:: THE PROBLEM ::
Each entry below should be returned exactly as is, with the pictures removed.
++++++++++
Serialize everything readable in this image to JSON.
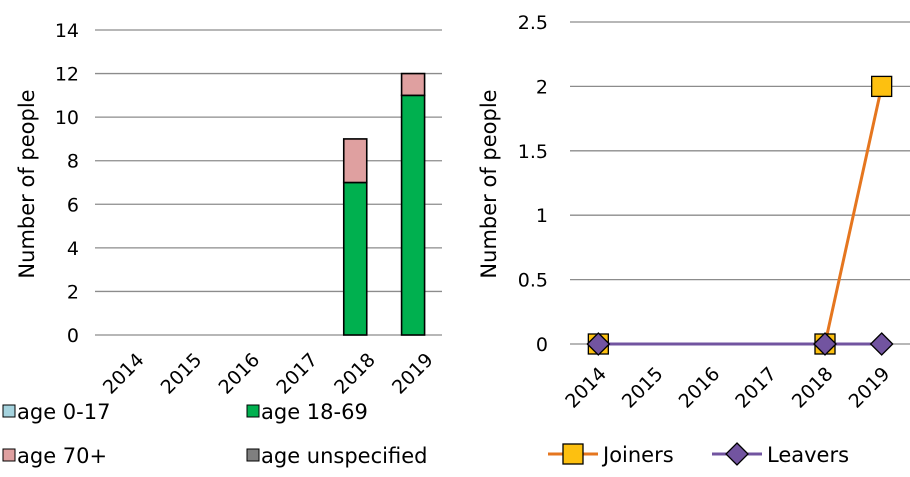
{
  "chart_data": [
    {
      "type": "bar",
      "stacked": true,
      "ylabel": "Number of people",
      "categories": [
        "2014",
        "2015",
        "2016",
        "2017",
        "2018",
        "2019"
      ],
      "ylim": [
        0,
        14
      ],
      "yticks": [
        "0",
        "2",
        "4",
        "6",
        "8",
        "10",
        "12",
        "14"
      ],
      "grid": true,
      "legend_position": "bottom",
      "series": [
        {
          "name": "age 0-17",
          "color": "#a5d3de",
          "values": [
            0,
            0,
            0,
            0,
            0,
            0
          ]
        },
        {
          "name": "age 18-69",
          "color": "#00b04f",
          "values": [
            0,
            0,
            0,
            0,
            7,
            11
          ]
        },
        {
          "name": "age 70+",
          "color": "#dfa0a0",
          "values": [
            0,
            0,
            0,
            0,
            2,
            1
          ]
        },
        {
          "name": "age unspecified",
          "color": "#7f7f7f",
          "values": [
            0,
            0,
            0,
            0,
            0,
            0
          ]
        }
      ]
    },
    {
      "type": "line",
      "ylabel": "Number of people",
      "categories": [
        "2014",
        "2015",
        "2016",
        "2017",
        "2018",
        "2019"
      ],
      "ylim": [
        0,
        2.5
      ],
      "yticks": [
        "0",
        "0.5",
        "1",
        "1.5",
        "2",
        "2.5"
      ],
      "grid": true,
      "legend_position": "bottom",
      "series": [
        {
          "name": "Joiners",
          "color": "#e5761f",
          "marker_color": "#fdc010",
          "marker": "square",
          "points": [
            {
              "x": "2014",
              "y": 0
            },
            {
              "x": "2018",
              "y": 0
            },
            {
              "x": "2019",
              "y": 2
            }
          ]
        },
        {
          "name": "Leavers",
          "color": "#7254a0",
          "marker_color": "#7254a0",
          "marker": "diamond",
          "points": [
            {
              "x": "2014",
              "y": 0
            },
            {
              "x": "2018",
              "y": 0
            },
            {
              "x": "2019",
              "y": 0
            }
          ]
        }
      ]
    }
  ]
}
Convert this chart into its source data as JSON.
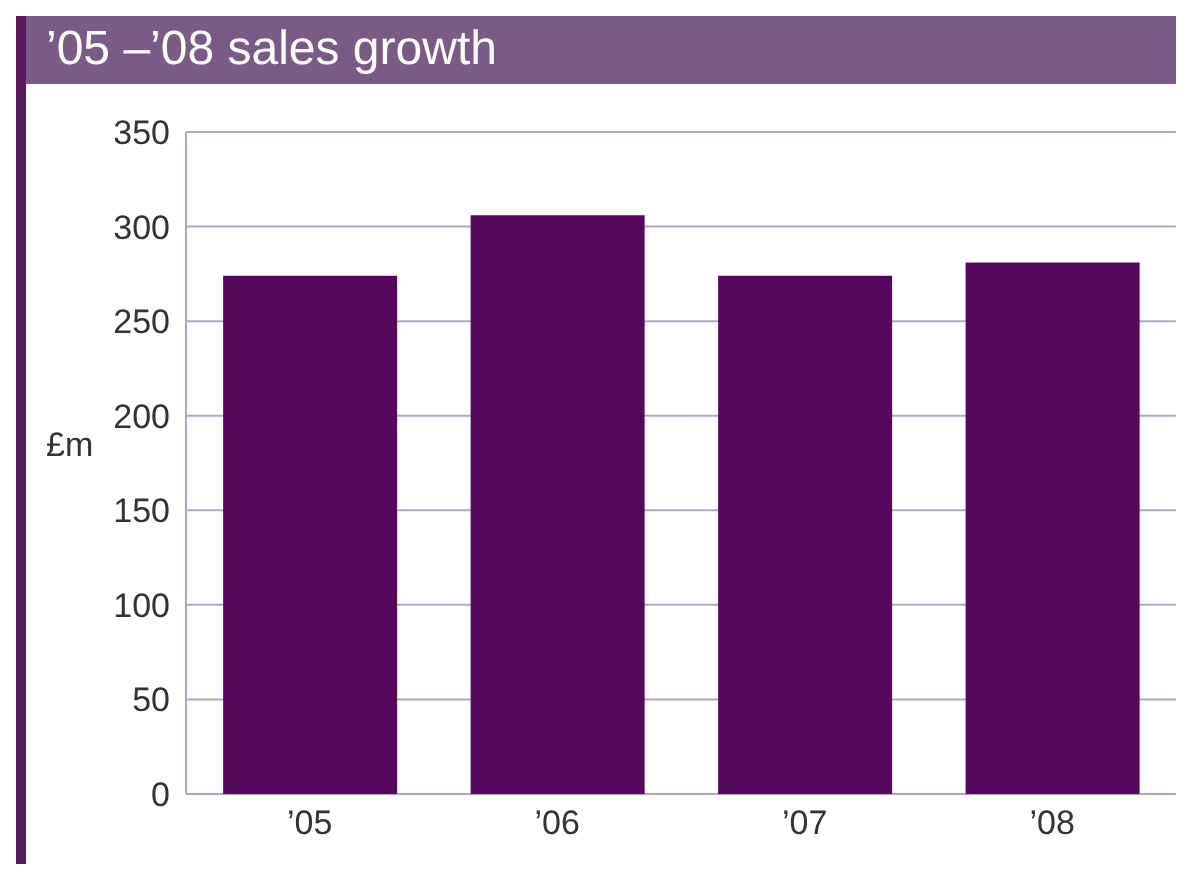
{
  "chart_data": {
    "type": "bar",
    "title": "’05 –’08 sales growth",
    "ylabel": "£m",
    "categories": [
      "’05",
      "’06",
      "’07",
      "’08"
    ],
    "values": [
      274,
      306,
      274,
      281
    ],
    "color": "#55085e",
    "ylim": [
      0,
      350
    ],
    "yticks": [
      0,
      50,
      100,
      150,
      200,
      250,
      300,
      350
    ],
    "grid": "y"
  }
}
++++++++++
:: EXERCISE SOLUTION ::
Serialize everything readable in this image to JSON.
{
  "chart_data": [
    {
      "type": "bar",
      "stacked": true,
      "ylabel": "Number of people",
      "categories": [
        "2014",
        "2015",
        "2016",
        "2017",
        "2018",
        "2019"
      ],
      "ylim": [
        0,
        14
      ],
      "yticks": [
        "0",
        "2",
        "4",
        "6",
        "8",
        "10",
        "12",
        "14"
      ],
      "grid": true,
      "legend_position": "bottom",
      "series": [
        {
          "name": "age 0-17",
          "color": "#a5d3de",
          "values": [
            0,
            0,
            0,
            0,
            0,
            0
          ]
        },
        {
          "name": "age 18-69",
          "color": "#00b04f",
          "values": [
            0,
            0,
            0,
            0,
            7,
            11
          ]
        },
        {
          "name": "age 70+",
          "color": "#dfa0a0",
          "values": [
            0,
            0,
            0,
            0,
            2,
            1
          ]
        },
        {
          "name": "age unspecified",
          "color": "#7f7f7f",
          "values": [
            0,
            0,
            0,
            0,
            0,
            0
          ]
        }
      ]
    },
    {
      "type": "line",
      "ylabel": "Number of people",
      "categories": [
        "2014",
        "2015",
        "2016",
        "2017",
        "2018",
        "2019"
      ],
      "ylim": [
        0,
        2.5
      ],
      "yticks": [
        "0",
        "0.5",
        "1",
        "1.5",
        "2",
        "2.5"
      ],
      "grid": true,
      "legend_position": "bottom",
      "series": [
        {
          "name": "Joiners",
          "color": "#e5761f",
          "marker_color": "#fdc010",
          "marker": "square",
          "points": [
            {
              "x": "2014",
              "y": 0
            },
            {
              "x": "2018",
              "y": 0
            },
            {
              "x": "2019",
              "y": 2
            }
          ]
        },
        {
          "name": "Leavers",
          "color": "#7254a0",
          "marker_color": "#7254a0",
          "marker": "diamond",
          "points": [
            {
              "x": "2014",
              "y": 0
            },
            {
              "x": "2018",
              "y": 0
            },
            {
              "x": "2019",
              "y": 0
            }
          ]
        }
      ]
    }
  ]
}
Convert this chart into its source data as JSON.
{
  "chart_data": {
    "type": "bar",
    "title": "’05 –’08 sales growth",
    "ylabel": "£m",
    "categories": [
      "’05",
      "’06",
      "’07",
      "’08"
    ],
    "values": [
      274,
      306,
      274,
      281
    ],
    "color": "#55085e",
    "ylim": [
      0,
      350
    ],
    "yticks": [
      0,
      50,
      100,
      150,
      200,
      250,
      300,
      350
    ],
    "grid": "y"
  }
}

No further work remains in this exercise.